» **To do**:
Only lines holding the string "predikce" are wanted; copy each one from the material.
## begin
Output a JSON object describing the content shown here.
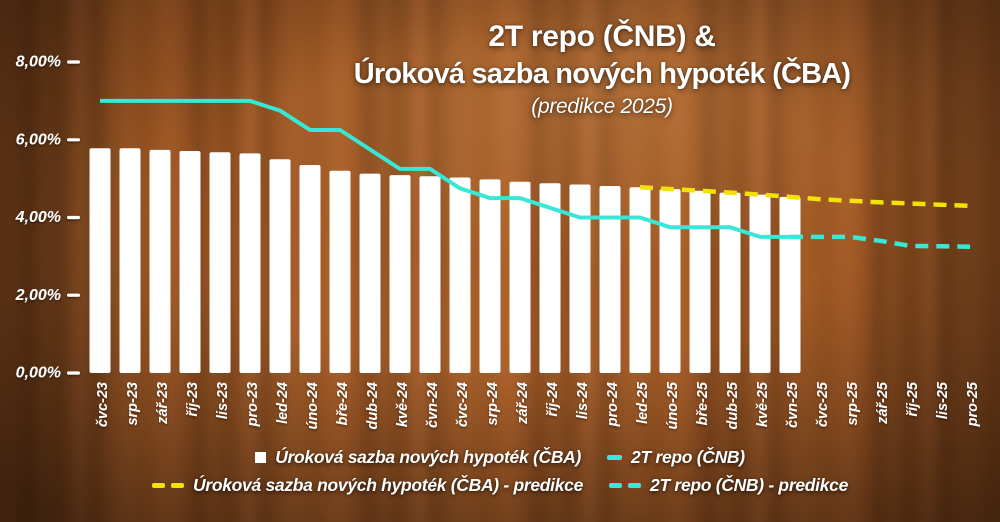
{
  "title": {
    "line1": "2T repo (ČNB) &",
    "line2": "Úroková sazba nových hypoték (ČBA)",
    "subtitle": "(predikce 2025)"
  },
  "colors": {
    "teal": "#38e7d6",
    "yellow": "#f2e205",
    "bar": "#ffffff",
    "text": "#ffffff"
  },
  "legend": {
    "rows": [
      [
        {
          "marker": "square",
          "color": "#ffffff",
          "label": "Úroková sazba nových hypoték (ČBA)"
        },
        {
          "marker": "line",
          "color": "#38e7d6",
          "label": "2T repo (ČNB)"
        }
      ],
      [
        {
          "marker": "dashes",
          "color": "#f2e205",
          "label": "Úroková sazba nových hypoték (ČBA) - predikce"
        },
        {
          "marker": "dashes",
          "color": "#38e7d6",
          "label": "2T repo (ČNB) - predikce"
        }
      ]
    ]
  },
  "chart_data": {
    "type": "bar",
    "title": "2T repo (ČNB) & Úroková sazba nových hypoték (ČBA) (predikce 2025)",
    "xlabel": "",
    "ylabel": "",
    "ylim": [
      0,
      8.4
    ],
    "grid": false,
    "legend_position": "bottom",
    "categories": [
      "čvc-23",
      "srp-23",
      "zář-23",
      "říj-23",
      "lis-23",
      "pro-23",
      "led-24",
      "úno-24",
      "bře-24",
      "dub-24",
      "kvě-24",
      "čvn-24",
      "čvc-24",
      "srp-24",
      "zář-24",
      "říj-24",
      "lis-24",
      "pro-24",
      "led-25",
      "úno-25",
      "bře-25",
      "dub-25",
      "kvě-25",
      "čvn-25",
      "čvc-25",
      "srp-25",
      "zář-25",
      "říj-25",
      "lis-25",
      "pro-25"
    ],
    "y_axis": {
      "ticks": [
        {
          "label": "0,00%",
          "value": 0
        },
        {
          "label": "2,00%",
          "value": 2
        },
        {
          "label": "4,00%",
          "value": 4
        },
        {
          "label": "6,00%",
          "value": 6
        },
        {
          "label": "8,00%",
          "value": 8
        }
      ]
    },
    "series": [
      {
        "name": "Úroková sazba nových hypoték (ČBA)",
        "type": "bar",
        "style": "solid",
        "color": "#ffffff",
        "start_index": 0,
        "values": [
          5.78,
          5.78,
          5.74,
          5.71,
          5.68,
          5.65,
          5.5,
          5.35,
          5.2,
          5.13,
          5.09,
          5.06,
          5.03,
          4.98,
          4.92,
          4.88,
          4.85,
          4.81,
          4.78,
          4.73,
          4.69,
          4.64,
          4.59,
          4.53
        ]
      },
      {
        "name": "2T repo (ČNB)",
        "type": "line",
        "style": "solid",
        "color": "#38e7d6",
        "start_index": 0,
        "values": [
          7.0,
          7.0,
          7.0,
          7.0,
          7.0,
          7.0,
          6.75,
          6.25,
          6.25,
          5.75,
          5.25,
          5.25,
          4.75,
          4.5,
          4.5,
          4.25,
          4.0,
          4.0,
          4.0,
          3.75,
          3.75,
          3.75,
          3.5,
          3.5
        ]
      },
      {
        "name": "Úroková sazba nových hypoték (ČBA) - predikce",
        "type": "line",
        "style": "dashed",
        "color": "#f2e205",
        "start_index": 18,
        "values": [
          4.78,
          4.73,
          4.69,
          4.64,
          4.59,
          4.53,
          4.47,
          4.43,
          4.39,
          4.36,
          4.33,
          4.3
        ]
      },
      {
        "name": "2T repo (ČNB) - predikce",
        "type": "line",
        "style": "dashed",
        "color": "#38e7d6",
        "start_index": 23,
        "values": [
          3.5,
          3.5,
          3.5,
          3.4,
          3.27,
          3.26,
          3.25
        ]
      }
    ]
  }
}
## end
» **Correct response**:
    "subtitle": "(predikce 2025)"
          "label": "Úroková sazba nových hypoték (ČBA) - predikce"
          "label": "2T repo (ČNB) - predikce"
    "title": "2T repo (ČNB) & Úroková sazba nových hypoték (ČBA) (predikce 2025)",
        "name": "Úroková sazba nových hypoték (ČBA) - predikce",
        "name": "2T repo (ČNB) - predikce",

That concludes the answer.